▶ **Goal**:
Quote the data below in full, please, without altering anything.

------------------------------------------------

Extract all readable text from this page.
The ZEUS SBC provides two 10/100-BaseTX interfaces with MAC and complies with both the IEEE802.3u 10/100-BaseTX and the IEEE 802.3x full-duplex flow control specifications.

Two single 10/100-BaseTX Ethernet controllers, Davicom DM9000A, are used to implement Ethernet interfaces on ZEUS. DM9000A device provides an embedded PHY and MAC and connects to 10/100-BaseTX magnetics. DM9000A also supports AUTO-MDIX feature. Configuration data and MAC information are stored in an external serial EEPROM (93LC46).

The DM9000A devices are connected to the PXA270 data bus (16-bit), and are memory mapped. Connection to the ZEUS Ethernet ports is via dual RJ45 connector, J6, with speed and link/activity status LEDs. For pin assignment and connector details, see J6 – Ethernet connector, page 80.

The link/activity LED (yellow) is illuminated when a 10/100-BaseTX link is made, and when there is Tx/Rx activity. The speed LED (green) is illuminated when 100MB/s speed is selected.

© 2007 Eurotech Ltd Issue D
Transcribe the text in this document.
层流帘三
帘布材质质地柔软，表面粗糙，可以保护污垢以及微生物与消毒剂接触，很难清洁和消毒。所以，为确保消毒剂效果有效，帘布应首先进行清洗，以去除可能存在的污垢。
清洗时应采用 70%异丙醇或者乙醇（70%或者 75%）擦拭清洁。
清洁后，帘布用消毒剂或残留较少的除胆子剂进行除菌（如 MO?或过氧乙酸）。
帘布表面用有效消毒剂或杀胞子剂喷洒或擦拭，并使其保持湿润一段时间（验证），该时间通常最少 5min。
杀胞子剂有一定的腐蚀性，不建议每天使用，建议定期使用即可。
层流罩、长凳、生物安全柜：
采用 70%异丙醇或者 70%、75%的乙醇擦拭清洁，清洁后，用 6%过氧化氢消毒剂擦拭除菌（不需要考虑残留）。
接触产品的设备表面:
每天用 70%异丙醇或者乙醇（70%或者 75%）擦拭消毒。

------------------------------------------------

▶ **The solution**:
Extract all readable text from this page.
The ZEUS SBC provides two 10/100-BaseTX interfaces with MAC and complies with both the IEEE802.3u 10/100-BaseTX and the IEEE 802.3x full-duplex flow control specifications.

Two single 10/100-BaseTX Ethernet controllers, Davicom DM9000A, are used to implement Ethernet interfaces on ZEUS. DM9000A device provides an embedded PHY and MAC and connects to 10/100-BaseTX magnetics. DM9000A also supports AUTO-MDIX feature. Configuration data and MAC information are stored in an external serial EEPROM (93LC46).

The DM9000A devices are connected to the PXA270 data bus (16-bit), and are memory mapped. Connection to the ZEUS Ethernet ports is via dual RJ45 connector, J6, with speed and link/activity status LEDs. For pin assignment and connector details, see J6 – Ethernet connector, page 80.

The link/activity LED (yellow) is illuminated when a 10/100-BaseTX link is made, and when there is Tx/Rx activity. The speed LED (green) is illuminated when 100MB/s speed is selected.

© 2007 Eurotech Ltd Issue D
Transcribe the text in this document.
层流帘三
帘布材质质地柔软，表面粗糙，可以保护污垢以及微生物与消毒剂接触，很难清洁和消毒。所以，为确保消毒剂效果有效，帘布应首先进行清洗，以去除可能存在的污垢。
清洗时应采用 70%异丙醇或者乙醇（70%或者 75%）擦拭清洁。
清洁后，帘布用消毒剂或残留较少的除胆子剂进行除菌（如 MO?或过氧乙酸）。
帘布表面用有效消毒剂或杀胞子剂喷洒或擦拭，并使其保持湿润一段时间（验证），该时间通常最少 5min。
杀胞子剂有一定的腐蚀性，不建议每天使用，建议定期使用即可。
层流罩、长凳、生物安全柜：
采用 70%异丙醇或者 70%、75%的乙醇擦拭清洁，清洁后，用 6%过氧化氢消毒剂擦拭除菌（不需要考虑残留）。
接触产品的设备表面:
每天用 70%异丙醇或者乙醇（70%或者 75%）擦拭消毒。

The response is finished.